### Stated task
Extract the lines that hold the string "page".

####################

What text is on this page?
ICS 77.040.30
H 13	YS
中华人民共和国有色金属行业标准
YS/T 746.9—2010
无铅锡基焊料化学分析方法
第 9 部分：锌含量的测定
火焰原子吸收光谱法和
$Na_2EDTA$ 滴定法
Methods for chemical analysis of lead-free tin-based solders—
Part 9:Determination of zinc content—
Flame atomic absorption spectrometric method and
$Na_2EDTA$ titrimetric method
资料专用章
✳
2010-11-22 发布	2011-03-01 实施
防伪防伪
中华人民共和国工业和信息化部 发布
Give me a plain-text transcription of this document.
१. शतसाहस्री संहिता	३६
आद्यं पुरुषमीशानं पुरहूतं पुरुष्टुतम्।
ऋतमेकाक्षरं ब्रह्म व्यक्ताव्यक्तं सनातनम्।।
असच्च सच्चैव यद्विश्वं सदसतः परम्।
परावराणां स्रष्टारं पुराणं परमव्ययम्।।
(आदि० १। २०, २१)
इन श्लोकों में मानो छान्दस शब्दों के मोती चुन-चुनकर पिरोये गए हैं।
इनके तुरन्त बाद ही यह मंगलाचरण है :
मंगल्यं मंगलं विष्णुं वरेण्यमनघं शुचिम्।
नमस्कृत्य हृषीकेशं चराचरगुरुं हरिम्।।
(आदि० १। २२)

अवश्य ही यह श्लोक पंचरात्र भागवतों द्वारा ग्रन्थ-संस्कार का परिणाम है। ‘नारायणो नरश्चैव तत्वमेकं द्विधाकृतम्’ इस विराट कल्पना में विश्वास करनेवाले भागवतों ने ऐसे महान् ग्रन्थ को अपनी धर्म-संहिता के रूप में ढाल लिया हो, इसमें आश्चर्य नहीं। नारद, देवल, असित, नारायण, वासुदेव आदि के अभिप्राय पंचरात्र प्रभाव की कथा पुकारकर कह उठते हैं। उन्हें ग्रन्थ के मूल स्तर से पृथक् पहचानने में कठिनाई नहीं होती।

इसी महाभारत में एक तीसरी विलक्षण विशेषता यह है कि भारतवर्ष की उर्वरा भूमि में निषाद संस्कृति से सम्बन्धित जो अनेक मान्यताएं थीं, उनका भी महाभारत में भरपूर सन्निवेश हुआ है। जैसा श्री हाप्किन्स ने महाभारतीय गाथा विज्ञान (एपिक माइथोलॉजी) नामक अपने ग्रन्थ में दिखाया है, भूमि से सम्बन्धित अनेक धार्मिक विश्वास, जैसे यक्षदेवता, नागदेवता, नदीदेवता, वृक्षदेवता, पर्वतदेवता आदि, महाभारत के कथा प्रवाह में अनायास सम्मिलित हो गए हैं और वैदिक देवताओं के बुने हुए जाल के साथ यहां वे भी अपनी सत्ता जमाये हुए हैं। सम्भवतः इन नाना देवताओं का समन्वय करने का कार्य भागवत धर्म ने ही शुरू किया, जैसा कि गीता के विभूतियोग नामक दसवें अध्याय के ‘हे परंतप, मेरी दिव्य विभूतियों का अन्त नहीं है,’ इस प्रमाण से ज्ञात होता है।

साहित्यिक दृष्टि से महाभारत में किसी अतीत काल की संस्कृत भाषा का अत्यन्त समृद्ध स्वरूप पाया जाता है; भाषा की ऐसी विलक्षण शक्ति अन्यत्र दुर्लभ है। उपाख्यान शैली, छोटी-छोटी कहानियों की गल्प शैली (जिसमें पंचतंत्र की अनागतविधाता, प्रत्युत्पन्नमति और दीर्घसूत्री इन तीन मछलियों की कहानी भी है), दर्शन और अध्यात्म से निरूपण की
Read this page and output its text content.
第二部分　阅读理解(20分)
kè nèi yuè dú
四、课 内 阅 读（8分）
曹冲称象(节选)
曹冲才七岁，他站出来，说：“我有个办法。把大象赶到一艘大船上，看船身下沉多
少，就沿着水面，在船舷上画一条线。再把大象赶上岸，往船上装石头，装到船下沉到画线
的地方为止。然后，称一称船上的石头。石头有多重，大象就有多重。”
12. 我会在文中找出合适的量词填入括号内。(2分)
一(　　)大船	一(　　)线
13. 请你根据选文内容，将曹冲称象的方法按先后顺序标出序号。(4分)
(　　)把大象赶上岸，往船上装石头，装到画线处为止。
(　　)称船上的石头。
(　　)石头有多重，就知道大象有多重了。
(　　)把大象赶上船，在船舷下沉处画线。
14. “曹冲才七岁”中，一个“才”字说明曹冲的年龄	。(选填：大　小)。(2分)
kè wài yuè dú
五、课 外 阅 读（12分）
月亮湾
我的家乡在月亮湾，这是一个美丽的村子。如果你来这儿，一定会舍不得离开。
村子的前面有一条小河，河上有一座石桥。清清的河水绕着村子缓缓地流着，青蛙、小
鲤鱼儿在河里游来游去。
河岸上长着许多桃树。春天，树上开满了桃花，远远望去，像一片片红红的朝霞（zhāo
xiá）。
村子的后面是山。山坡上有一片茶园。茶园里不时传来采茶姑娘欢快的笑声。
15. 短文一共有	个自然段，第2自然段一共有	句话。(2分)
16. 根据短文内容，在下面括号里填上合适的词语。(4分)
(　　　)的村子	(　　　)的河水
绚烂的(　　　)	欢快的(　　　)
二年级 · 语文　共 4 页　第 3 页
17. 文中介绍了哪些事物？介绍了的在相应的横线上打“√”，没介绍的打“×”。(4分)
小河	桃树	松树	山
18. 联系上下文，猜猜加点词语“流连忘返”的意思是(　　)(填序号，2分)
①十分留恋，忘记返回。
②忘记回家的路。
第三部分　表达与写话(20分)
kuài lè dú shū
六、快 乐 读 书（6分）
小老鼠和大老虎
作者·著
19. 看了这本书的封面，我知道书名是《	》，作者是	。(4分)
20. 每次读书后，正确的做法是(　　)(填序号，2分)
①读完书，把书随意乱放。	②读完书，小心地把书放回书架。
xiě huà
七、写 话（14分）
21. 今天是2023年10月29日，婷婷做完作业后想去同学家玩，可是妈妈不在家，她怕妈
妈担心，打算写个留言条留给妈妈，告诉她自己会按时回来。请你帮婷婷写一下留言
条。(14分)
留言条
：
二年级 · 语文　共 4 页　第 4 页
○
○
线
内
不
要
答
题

####################

### Expected output
What text is on this page?
Read this page and output its text content.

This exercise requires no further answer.